** start of Selected passage **
I agree that the literature often reports NDCG@k for k in [3 - 10]. It seems that the implementation in ranklib can use a cutoff point to only compute lambda (the dcg derivative) for the top samples:

http://sourceforge.net/p/lemur/code/HEAD/tree/RankLib/trunk/src/ciir/umass/edu/learning/tree/LambdaMART.java#l377

Owner

ogrisel commented Jan 30, 2014

Maybe a good way to handle the ties would be to sort by decreasing y_pred first and then by increasing y_true in case of tie to be pessimistic. We can use np.lexsort for this apparently. We can also use that for sorting several groups of samples in one go (sort by group, then by decreasing y_pred then by increasing y_true:

>>> group  = np.array([1, 1, 1, 0, 0, 2, 2, 2, 2])
>>> y_true = np.array([3, 4, 0, 4, 2, 4, 3, 0, 0])
>>> y_pred = np.array([3, 0, 0, 2, 3, 2, 3, 0, 1])
>>> y_pred_inv = y_pred * -1
>>> ix = np.lexsort([y_true, y_pred_inv, group])
>>> ix
array([4, 3, 0, 2, 1, 6, 5, 8, 7])
>>> group[ix]
array([0, 0, 1, 1, 1, 2, 2, 2, 2])
>>> y_pred[ix]
array([3, 2, 3, 0, 0, 3, 2, 1, 0])
>>> y_true[ix]
array([2, 4, 3, 0, 4, 3, 4, 0, 0])

This way, in one call to numpy.lexsort we can sort all the samples at once in a manner that penalizes y_pred ties.

Contributor

jwkvam commented Jan 30, 2014

@ogrisel I'll take a look at the yandex dataset. I did see your PR, I'll merge it soon.
** end of Selected passage **
▶ _Set of tasks_:
• A. In the NDCG thread, how does ogrisel suggest handling ties in y_pred?
• B. Duplicate the NDCG thread from "I agree that" to "0, 2, 2, 2, 2])".
• C. List every variable name that is assigned a value in the code sample of the NDCG thread.
** start of Data rows **
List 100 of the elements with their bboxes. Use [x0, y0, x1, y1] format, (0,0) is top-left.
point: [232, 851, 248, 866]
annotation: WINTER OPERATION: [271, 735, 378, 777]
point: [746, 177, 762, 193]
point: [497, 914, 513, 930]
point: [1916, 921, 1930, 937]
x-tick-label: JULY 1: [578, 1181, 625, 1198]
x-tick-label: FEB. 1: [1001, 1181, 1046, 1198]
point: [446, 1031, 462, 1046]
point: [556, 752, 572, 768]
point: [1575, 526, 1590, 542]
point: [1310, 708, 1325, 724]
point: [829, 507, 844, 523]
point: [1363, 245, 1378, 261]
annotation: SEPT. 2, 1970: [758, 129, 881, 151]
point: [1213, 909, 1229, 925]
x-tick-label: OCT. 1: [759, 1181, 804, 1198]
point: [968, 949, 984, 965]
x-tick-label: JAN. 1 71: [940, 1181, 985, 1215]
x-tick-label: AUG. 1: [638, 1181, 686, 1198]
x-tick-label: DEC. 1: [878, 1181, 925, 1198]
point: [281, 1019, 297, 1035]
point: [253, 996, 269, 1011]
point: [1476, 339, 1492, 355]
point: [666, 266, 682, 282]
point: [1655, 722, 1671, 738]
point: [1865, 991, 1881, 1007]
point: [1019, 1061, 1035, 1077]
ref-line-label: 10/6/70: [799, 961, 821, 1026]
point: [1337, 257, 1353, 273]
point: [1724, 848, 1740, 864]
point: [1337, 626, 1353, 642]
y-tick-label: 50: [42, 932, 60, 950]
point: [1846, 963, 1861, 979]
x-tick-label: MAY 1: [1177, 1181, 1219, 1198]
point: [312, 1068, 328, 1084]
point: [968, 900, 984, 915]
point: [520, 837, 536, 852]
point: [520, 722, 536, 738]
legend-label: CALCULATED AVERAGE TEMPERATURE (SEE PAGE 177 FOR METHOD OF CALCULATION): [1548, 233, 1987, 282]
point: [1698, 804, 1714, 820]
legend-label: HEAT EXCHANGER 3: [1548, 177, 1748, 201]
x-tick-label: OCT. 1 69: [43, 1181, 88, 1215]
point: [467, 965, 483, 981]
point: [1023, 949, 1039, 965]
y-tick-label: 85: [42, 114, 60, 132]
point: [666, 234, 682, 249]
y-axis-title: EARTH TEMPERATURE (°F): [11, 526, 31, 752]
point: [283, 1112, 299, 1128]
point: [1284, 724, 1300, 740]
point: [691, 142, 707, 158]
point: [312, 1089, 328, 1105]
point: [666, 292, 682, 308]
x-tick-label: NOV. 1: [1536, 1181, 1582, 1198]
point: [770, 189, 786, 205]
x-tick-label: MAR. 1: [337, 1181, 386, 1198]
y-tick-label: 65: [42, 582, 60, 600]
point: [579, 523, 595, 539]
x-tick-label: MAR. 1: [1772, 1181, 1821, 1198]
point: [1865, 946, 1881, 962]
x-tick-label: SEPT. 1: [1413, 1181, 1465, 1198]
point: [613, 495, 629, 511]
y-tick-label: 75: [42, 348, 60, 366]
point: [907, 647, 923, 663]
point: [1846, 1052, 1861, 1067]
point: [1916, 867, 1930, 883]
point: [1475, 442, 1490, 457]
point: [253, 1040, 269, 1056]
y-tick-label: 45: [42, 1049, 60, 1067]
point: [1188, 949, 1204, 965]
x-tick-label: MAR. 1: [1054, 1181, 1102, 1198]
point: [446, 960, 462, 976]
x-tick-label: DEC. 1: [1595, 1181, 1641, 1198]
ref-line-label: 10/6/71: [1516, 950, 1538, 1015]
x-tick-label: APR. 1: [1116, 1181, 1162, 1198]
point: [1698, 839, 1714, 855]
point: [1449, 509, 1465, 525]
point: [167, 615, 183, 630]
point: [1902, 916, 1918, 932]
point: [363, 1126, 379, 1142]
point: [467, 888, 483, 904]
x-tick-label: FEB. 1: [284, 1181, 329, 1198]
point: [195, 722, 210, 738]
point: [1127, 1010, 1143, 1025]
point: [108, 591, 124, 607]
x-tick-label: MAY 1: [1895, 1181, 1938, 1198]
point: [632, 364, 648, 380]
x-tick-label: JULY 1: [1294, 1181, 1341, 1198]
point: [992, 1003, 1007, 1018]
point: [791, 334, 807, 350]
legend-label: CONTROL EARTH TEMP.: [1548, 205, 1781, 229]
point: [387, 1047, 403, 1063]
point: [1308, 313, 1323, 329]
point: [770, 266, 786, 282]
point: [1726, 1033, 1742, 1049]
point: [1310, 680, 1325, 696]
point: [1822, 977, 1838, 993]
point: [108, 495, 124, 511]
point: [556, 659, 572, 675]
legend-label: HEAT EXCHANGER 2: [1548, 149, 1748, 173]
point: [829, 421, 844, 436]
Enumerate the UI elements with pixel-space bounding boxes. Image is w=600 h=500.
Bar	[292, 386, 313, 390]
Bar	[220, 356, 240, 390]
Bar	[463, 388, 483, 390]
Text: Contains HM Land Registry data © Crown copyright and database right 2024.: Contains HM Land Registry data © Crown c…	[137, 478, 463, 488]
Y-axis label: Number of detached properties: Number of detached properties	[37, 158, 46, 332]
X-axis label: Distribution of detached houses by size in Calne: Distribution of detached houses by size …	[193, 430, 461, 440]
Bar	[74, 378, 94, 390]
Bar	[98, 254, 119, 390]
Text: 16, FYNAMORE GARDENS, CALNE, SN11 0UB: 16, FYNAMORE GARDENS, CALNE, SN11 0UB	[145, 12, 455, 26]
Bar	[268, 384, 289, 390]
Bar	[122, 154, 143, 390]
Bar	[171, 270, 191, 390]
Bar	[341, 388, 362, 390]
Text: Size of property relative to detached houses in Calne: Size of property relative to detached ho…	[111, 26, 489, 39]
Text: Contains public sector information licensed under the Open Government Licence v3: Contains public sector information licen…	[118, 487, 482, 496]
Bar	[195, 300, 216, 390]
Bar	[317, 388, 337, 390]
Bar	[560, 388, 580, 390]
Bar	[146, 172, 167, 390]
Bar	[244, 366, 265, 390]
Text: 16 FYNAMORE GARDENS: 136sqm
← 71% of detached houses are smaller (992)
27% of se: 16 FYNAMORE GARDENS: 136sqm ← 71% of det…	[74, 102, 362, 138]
** end of Data rows **
▶ _Solved problems_:
• A. Sort by decreasing y_pred first, then by increasing y_true in case of a tie, to be pessimistic.

• B.
I agree that the literature often reports NDCG@k for k in [3 - 10]. It seems that the implementation in ranklib can use a cutoff point to only compute lambda (the dcg derivative) for the top samples:

http://sourceforge.net/p/lemur/code/HEAD/tree/RankLib/trunk/src/ciir/umass/edu/learning/tree/LambdaMART.java#l377

Owner

ogrisel commented Jan 30, 2014

Maybe a good way to handle the ties would be to sort by decreasing y_pred first and then by increasing y_true in case of tie to be pessimistic. We can use np.lexsort for this apparently. We can also use that for sorting several groups of samples in one go (sort by group, then by decreasing y_pred then by increasing y_true:

>>> group  = np.array([1, 1, 1, 0, 0, 2, 2, 2, 2])

• C. group, y_true, y_pred, y_pred_inv, ix